Data extracted from a collection
■ ■ ■ ■

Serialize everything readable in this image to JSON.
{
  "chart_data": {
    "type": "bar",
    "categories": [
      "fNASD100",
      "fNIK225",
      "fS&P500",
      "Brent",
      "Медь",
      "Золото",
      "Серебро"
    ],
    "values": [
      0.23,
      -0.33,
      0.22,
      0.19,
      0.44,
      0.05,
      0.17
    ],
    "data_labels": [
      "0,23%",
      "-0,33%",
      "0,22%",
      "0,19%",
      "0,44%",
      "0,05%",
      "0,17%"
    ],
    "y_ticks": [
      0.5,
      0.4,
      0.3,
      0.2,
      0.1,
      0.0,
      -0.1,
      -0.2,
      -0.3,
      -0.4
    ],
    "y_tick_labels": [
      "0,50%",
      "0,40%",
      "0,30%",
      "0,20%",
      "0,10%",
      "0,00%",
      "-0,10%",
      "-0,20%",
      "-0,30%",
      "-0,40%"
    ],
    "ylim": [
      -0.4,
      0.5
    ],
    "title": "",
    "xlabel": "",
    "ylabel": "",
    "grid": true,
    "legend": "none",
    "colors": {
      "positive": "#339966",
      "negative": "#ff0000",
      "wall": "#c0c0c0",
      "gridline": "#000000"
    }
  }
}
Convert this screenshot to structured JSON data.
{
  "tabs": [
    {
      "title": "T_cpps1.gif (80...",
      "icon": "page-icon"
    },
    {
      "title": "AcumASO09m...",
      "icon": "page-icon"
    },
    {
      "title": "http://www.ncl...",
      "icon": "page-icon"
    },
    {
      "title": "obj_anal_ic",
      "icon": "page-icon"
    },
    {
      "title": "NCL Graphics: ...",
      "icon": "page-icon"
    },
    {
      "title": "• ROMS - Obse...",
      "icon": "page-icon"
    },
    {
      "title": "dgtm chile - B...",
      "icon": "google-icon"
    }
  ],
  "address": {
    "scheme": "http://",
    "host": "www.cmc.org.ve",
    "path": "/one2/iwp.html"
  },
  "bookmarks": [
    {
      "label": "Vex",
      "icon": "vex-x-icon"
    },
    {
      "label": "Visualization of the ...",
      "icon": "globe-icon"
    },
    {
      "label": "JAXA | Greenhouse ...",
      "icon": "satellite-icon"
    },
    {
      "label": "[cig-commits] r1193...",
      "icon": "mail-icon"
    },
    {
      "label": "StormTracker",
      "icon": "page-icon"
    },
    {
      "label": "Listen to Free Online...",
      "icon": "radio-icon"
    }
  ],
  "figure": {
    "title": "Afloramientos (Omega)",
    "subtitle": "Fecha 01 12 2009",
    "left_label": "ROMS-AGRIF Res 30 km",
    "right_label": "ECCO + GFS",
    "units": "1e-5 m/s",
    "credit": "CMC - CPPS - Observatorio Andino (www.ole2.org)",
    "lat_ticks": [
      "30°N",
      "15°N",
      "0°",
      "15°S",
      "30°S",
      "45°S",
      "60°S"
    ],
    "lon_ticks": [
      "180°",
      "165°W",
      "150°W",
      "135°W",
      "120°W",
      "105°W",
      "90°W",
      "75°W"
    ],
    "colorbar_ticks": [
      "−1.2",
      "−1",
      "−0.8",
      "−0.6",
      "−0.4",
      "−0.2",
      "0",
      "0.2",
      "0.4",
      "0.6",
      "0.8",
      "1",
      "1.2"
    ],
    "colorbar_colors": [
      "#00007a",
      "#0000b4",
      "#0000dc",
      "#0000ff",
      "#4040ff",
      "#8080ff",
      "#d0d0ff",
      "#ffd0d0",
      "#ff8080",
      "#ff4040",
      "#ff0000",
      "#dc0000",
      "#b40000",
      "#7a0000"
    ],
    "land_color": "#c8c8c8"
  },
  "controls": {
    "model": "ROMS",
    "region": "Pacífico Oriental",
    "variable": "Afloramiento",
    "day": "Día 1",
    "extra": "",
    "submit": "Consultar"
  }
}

■ ■ ■ ■

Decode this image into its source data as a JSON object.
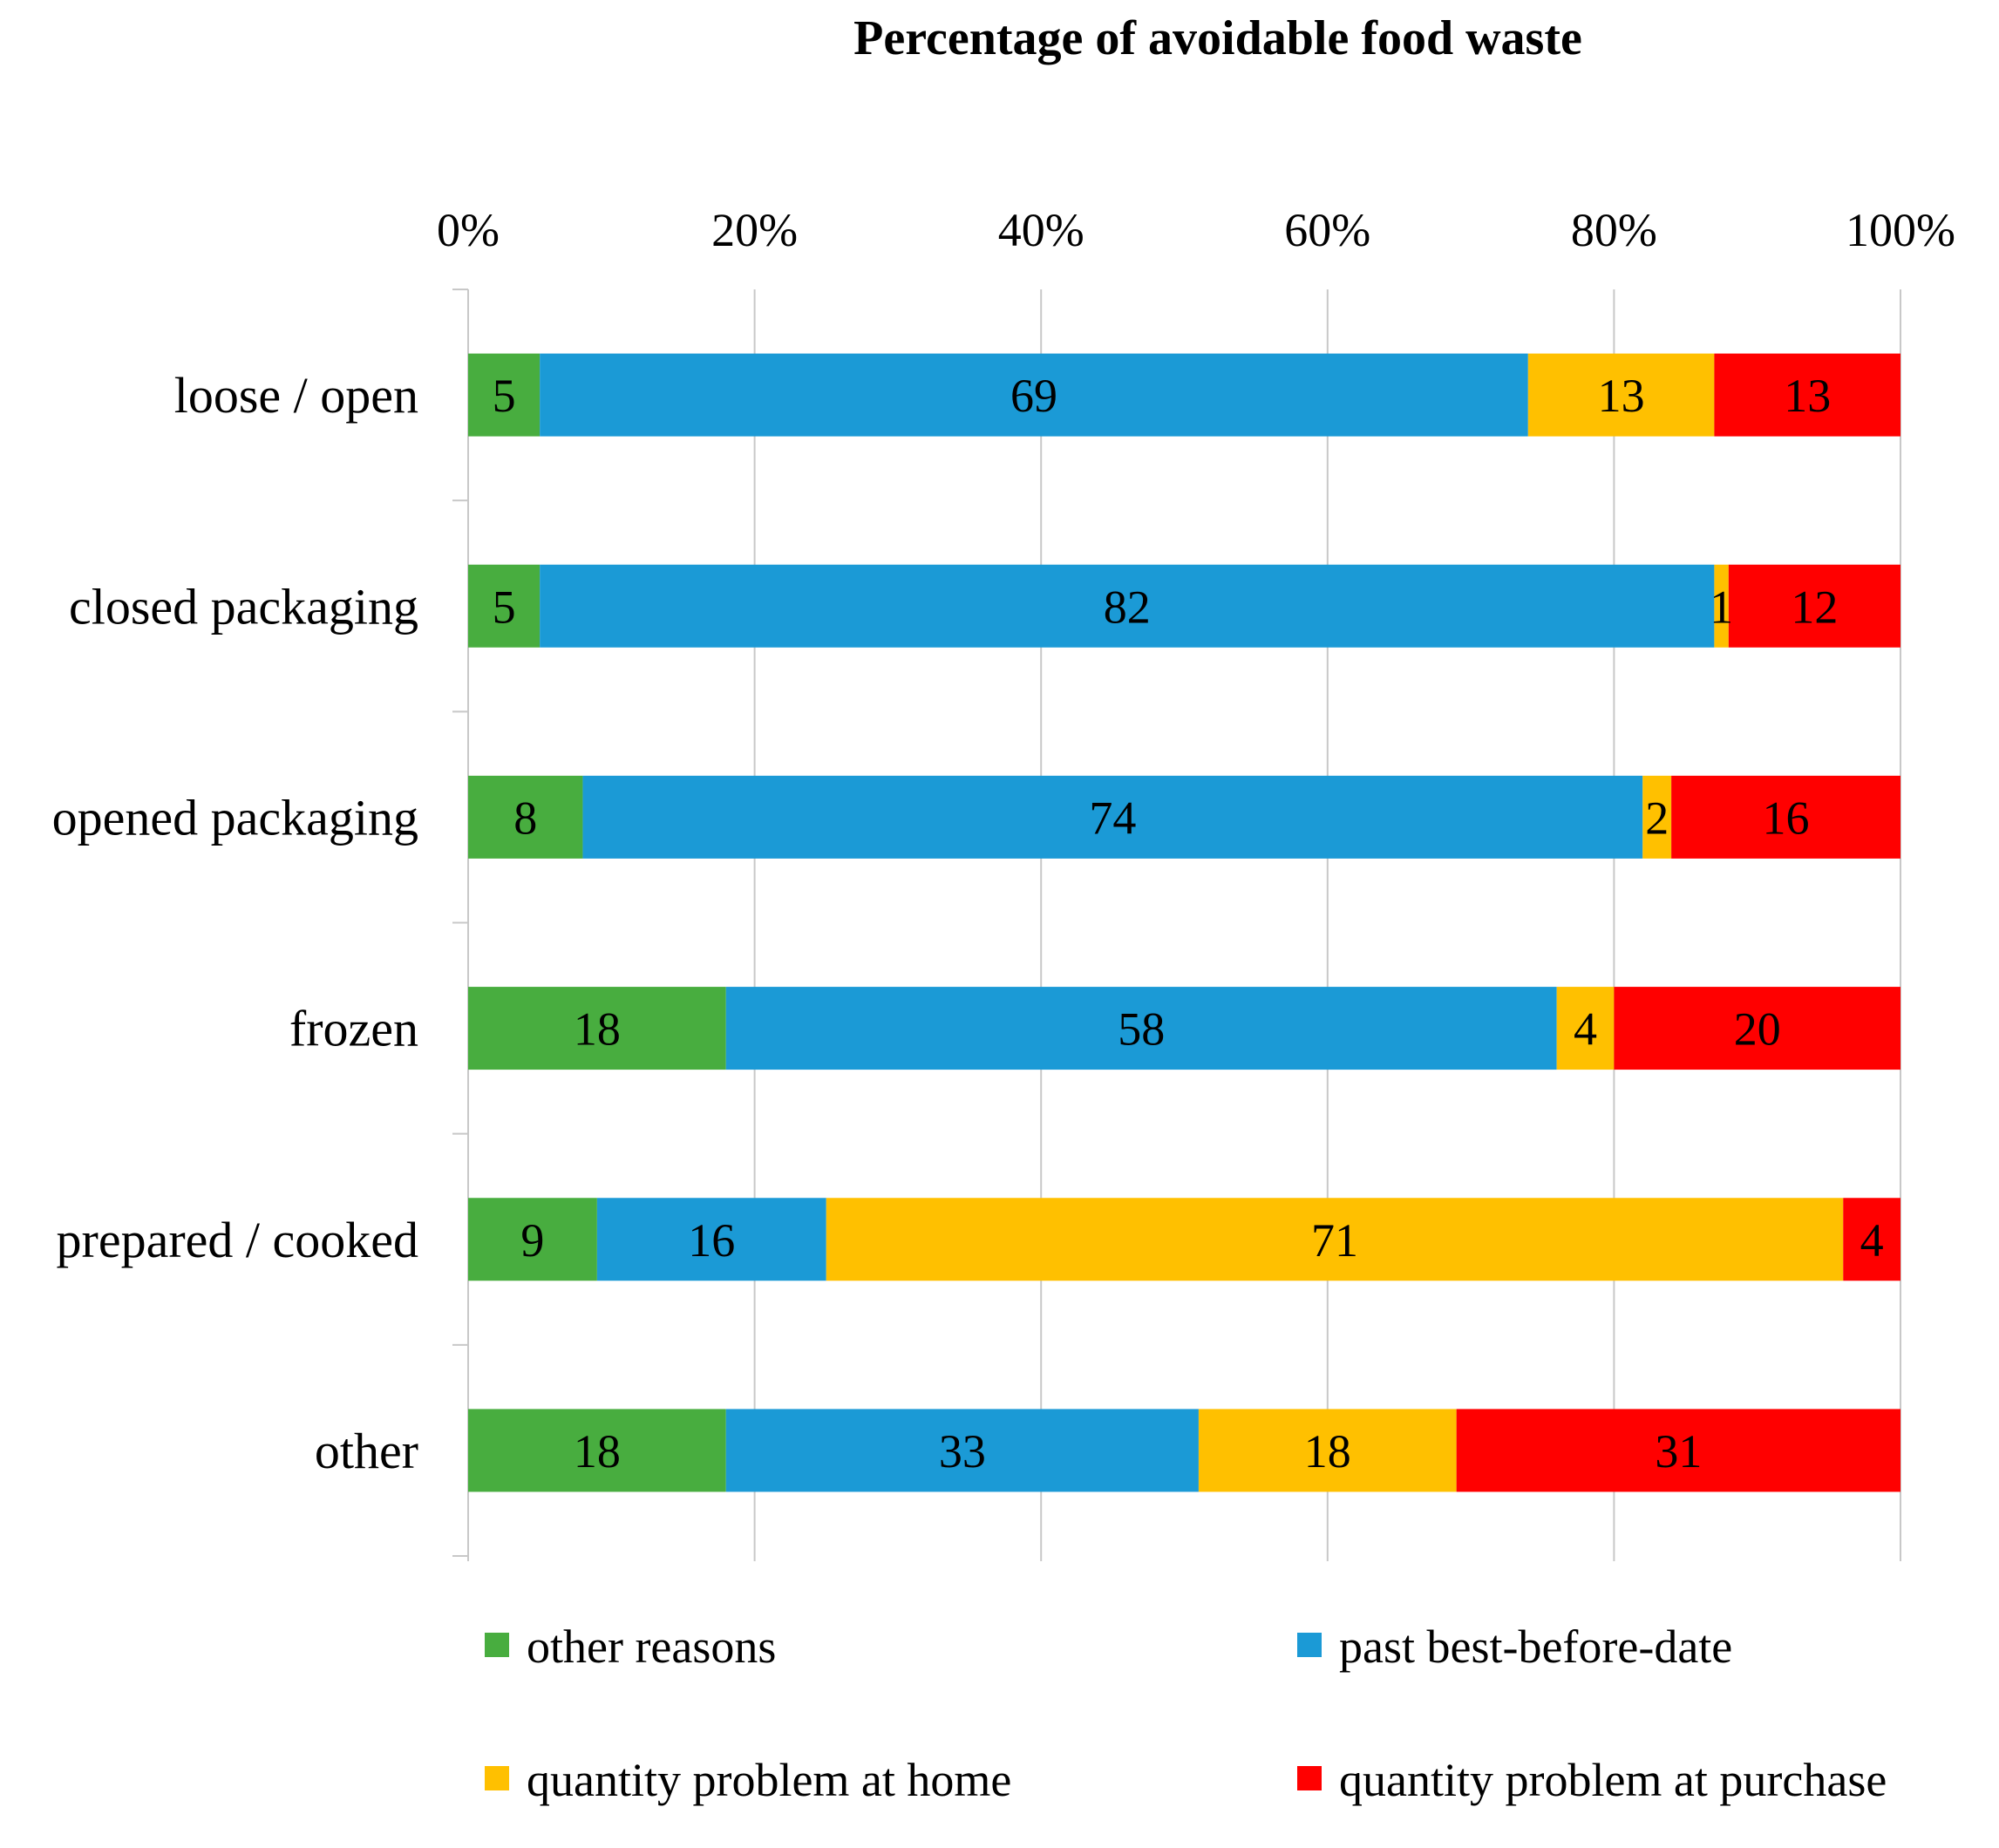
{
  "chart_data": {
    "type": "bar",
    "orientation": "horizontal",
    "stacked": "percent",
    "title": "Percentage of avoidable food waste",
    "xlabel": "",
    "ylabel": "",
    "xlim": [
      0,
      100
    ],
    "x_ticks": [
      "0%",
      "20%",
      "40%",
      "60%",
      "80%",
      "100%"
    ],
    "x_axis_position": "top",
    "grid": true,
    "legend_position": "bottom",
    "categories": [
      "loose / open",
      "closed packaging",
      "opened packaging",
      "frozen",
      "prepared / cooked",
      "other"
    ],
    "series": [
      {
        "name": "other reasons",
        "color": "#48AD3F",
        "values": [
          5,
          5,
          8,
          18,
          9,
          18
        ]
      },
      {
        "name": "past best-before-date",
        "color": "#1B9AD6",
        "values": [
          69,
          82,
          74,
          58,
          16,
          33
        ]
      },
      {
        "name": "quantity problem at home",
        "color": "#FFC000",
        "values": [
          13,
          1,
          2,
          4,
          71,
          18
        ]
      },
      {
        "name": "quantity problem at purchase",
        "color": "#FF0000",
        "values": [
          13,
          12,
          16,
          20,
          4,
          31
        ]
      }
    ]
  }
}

■ ■ ■ ■

# Given problem
Find every line containing the word "JSON", then give the total and nothing more.

# Result
3